- [Aim of the exercise]: Return the full listing exactly as it is written.

- [Data provided]:
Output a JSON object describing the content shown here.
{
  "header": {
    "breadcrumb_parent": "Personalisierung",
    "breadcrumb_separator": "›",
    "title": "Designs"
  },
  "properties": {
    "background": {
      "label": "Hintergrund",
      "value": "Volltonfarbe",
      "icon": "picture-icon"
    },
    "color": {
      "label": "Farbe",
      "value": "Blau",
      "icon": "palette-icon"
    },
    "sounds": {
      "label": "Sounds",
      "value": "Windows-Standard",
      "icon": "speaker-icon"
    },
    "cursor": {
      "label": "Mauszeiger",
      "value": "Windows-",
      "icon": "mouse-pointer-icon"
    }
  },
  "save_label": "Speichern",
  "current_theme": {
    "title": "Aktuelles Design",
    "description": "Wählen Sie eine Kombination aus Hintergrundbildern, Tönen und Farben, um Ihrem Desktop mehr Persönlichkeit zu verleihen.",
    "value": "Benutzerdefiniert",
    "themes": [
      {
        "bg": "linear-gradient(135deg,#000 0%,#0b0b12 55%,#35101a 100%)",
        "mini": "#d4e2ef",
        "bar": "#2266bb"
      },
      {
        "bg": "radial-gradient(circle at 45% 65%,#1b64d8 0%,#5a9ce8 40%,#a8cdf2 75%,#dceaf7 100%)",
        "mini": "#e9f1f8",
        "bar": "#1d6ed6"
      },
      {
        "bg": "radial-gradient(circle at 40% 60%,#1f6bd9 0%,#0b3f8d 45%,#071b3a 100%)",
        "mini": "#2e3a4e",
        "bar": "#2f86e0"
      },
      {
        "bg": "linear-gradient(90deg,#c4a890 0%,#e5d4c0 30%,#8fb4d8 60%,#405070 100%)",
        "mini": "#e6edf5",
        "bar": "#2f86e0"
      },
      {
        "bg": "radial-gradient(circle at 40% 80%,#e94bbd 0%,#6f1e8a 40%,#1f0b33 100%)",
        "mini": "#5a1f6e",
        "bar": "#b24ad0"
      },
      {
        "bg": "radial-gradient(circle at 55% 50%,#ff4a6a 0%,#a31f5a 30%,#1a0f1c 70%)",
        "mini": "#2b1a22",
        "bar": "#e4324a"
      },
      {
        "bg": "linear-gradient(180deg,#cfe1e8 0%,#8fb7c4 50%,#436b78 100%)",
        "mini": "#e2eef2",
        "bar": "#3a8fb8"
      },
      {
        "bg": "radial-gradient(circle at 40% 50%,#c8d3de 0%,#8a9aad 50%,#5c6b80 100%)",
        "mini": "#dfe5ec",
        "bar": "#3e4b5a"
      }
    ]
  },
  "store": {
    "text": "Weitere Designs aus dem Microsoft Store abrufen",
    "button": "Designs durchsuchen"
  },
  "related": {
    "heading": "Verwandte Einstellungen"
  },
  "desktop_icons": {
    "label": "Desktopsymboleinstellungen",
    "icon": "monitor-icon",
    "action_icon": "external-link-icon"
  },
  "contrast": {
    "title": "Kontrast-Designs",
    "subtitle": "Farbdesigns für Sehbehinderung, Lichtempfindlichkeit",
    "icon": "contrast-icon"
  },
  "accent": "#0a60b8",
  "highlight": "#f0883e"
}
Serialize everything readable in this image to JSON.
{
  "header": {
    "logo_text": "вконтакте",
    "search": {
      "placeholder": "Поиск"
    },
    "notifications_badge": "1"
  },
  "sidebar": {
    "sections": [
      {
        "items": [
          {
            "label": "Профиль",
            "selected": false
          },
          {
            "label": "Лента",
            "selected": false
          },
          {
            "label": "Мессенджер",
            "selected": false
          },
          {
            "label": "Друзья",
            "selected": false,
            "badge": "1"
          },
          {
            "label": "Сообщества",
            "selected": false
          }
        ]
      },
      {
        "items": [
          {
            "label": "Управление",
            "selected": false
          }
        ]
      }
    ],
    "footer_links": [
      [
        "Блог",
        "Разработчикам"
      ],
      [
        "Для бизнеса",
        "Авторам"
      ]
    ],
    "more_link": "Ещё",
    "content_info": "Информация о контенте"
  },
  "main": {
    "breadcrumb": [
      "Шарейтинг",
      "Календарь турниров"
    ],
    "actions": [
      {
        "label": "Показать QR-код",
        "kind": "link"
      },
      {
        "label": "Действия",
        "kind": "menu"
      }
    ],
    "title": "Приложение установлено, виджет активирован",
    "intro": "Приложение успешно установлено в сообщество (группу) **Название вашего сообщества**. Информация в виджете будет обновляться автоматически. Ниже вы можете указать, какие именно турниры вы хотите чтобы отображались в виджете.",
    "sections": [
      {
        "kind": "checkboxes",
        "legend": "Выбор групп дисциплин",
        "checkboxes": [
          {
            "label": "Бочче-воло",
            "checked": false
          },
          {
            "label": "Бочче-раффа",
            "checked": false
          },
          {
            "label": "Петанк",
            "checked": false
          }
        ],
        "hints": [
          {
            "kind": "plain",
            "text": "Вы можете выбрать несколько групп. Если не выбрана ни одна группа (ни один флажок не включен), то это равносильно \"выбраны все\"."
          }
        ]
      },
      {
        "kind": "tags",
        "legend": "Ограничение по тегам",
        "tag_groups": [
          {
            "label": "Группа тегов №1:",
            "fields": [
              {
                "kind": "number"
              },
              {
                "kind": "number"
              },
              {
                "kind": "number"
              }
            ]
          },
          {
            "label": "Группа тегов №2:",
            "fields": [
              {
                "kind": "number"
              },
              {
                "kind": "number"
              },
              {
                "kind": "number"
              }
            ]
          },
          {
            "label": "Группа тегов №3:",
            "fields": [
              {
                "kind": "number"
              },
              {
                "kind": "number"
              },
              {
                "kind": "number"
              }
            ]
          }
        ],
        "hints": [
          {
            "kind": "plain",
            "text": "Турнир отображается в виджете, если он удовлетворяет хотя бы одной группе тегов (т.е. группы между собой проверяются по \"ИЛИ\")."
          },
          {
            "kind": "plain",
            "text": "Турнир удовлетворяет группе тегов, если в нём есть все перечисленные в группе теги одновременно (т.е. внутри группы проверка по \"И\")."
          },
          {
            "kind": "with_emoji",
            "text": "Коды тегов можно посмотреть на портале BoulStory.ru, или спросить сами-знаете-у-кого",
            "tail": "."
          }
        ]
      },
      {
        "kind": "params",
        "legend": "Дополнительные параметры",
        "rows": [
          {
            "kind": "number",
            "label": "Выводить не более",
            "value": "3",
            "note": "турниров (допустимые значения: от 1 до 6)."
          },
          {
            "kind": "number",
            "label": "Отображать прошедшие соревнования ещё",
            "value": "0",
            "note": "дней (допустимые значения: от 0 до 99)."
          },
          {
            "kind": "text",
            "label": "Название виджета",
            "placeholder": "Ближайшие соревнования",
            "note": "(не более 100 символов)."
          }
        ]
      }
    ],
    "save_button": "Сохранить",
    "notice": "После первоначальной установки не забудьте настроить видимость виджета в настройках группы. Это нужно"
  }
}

- [Response to the exercise]:
Output a JSON object describing the content shown here.
{
  "header": {
    "breadcrumb_parent": "Personalisierung",
    "breadcrumb_separator": "›",
    "title": "Designs"
  },
  "properties": {
    "background": {
      "label": "Hintergrund",
      "value": "Volltonfarbe",
      "icon": "picture-icon"
    },
    "color": {
      "label": "Farbe",
      "value": "Blau",
      "icon": "palette-icon"
    },
    "sounds": {
      "label": "Sounds",
      "value": "Windows-Standard",
      "icon": "speaker-icon"
    },
    "cursor": {
      "label": "Mauszeiger",
      "value": "Windows-",
      "icon": "mouse-pointer-icon"
    }
  },
  "save_label": "Speichern",
  "current_theme": {
    "title": "Aktuelles Design",
    "description": "Wählen Sie eine Kombination aus Hintergrundbildern, Tönen und Farben, um Ihrem Desktop mehr Persönlichkeit zu verleihen.",
    "value": "Benutzerdefiniert",
    "themes": [
      {
        "bg": "linear-gradient(135deg,#000 0%,#0b0b12 55%,#35101a 100%)",
        "mini": "#d4e2ef",
        "bar": "#2266bb"
      },
      {
        "bg": "radial-gradient(circle at 45% 65%,#1b64d8 0%,#5a9ce8 40%,#a8cdf2 75%,#dceaf7 100%)",
        "mini": "#e9f1f8",
        "bar": "#1d6ed6"
      },
      {
        "bg": "radial-gradient(circle at 40% 60%,#1f6bd9 0%,#0b3f8d 45%,#071b3a 100%)",
        "mini": "#2e3a4e",
        "bar": "#2f86e0"
      },
      {
        "bg": "linear-gradient(90deg,#c4a890 0%,#e5d4c0 30%,#8fb4d8 60%,#405070 100%)",
        "mini": "#e6edf5",
        "bar": "#2f86e0"
      },
      {
        "bg": "radial-gradient(circle at 40% 80%,#e94bbd 0%,#6f1e8a 40%,#1f0b33 100%)",
        "mini": "#5a1f6e",
        "bar": "#b24ad0"
      },
      {
        "bg": "radial-gradient(circle at 55% 50%,#ff4a6a 0%,#a31f5a 30%,#1a0f1c 70%)",
        "mini": "#2b1a22",
        "bar": "#e4324a"
      },
      {
        "bg": "linear-gradient(180deg,#cfe1e8 0%,#8fb7c4 50%,#436b78 100%)",
        "mini": "#e2eef2",
        "bar": "#3a8fb8"
      },
      {
        "bg": "radial-gradient(circle at 40% 50%,#c8d3de 0%,#8a9aad 50%,#5c6b80 100%)",
        "mini": "#dfe5ec",
        "bar": "#3e4b5a"
      }
    ]
  },
  "store": {
    "text": "Weitere Designs aus dem Microsoft Store abrufen",
    "button": "Designs durchsuchen"
  },
  "related": {
    "heading": "Verwandte Einstellungen"
  },
  "desktop_icons": {
    "label": "Desktopsymboleinstellungen",
    "icon": "monitor-icon",
    "action_icon": "external-link-icon"
  },
  "contrast": {
    "title": "Kontrast-Designs",
    "subtitle": "Farbdesigns für Sehbehinderung, Lichtempfindlichkeit",
    "icon": "contrast-icon"
  },
  "accent": "#0a60b8",
  "highlight": "#f0883e"
}
Serialize everything readable in this image to JSON.
{
  "header": {
    "logo_text": "вконтакте",
    "search": {
      "placeholder": "Поиск"
    },
    "notifications_badge": "1"
  },
  "sidebar": {
    "sections": [
      {
        "items": [
          {
            "label": "Профиль",
            "selected": false
          },
          {
            "label": "Лента",
            "selected": false
          },
          {
            "label": "Мессенджер",
            "selected": false
          },
          {
            "label": "Друзья",
            "selected": false,
            "badge": "1"
          },
          {
            "label": "Сообщества",
            "selected": false
          }
        ]
      },
      {
        "items": [
          {
            "label": "Управление",
            "selected": false
          }
        ]
      }
    ],
    "footer_links": [
      [
        "Блог",
        "Разработчикам"
      ],
      [
        "Для бизнеса",
        "Авторам"
      ]
    ],
    "more_link": "Ещё",
    "content_info": "Информация о контенте"
  },
  "main": {
    "breadcrumb": [
      "Шарейтинг",
      "Календарь турниров"
    ],
    "actions": [
      {
        "label": "Показать QR-код",
        "kind": "link"
      },
      {
        "label": "Действия",
        "kind": "menu"
      }
    ],
    "title": "Приложение установлено, виджет активирован",
    "intro": "Приложение успешно установлено в сообщество (группу) **Название вашего сообщества**. Информация в виджете будет обновляться автоматически. Ниже вы можете указать, какие именно турниры вы хотите чтобы отображались в виджете.",
    "sections": [
      {
        "kind": "checkboxes",
        "legend": "Выбор групп дисциплин",
        "checkboxes": [
          {
            "label": "Бочче-воло",
            "checked": false
          },
          {
            "label": "Бочче-раффа",
            "checked": false
          },
          {
            "label": "Петанк",
            "checked": false
          }
        ],
        "hints": [
          {
            "kind": "plain",
            "text": "Вы можете выбрать несколько групп. Если не выбрана ни одна группа (ни один флажок не включен), то это равносильно \"выбраны все\"."
          }
        ]
      },
      {
        "kind": "tags",
        "legend": "Ограничение по тегам",
        "tag_groups": [
          {
            "label": "Группа тегов №1:",
            "fields": [
              {
                "kind": "number"
              },
              {
                "kind": "number"
              },
              {
                "kind": "number"
              }
            ]
          },
          {
            "label": "Группа тегов №2:",
            "fields": [
              {
                "kind": "number"
              },
              {
                "kind": "number"
              },
              {
                "kind": "number"
              }
            ]
          },
          {
            "label": "Группа тегов №3:",
            "fields": [
              {
                "kind": "number"
              },
              {
                "kind": "number"
              },
              {
                "kind": "number"
              }
            ]
          }
        ],
        "hints": [
          {
            "kind": "plain",
            "text": "Турнир отображается в виджете, если он удовлетворяет хотя бы одной группе тегов (т.е. группы между собой проверяются по \"ИЛИ\")."
          },
          {
            "kind": "plain",
            "text": "Турнир удовлетворяет группе тегов, если в нём есть все перечисленные в группе теги одновременно (т.е. внутри группы проверка по \"И\")."
          },
          {
            "kind": "with_emoji",
            "text": "Коды тегов можно посмотреть на портале BoulStory.ru, или спросить сами-знаете-у-кого",
            "tail": "."
          }
        ]
      },
      {
        "kind": "params",
        "legend": "Дополнительные параметры",
        "rows": [
          {
            "kind": "number",
            "label": "Выводить не более",
            "value": "3",
            "note": "турниров (допустимые значения: от 1 до 6)."
          },
          {
            "kind": "number",
            "label": "Отображать прошедшие соревнования ещё",
            "value": "0",
            "note": "дней (допустимые значения: от 0 до 99)."
          },
          {
            "kind": "text",
            "label": "Название виджета",
            "placeholder": "Ближайшие соревнования",
            "note": "(не более 100 символов)."
          }
        ]
      }
    ],
    "save_button": "Сохранить",
    "notice": "После первоначальной установки не забудьте настроить видимость виджета в настройках группы. Это нужно"
  }
}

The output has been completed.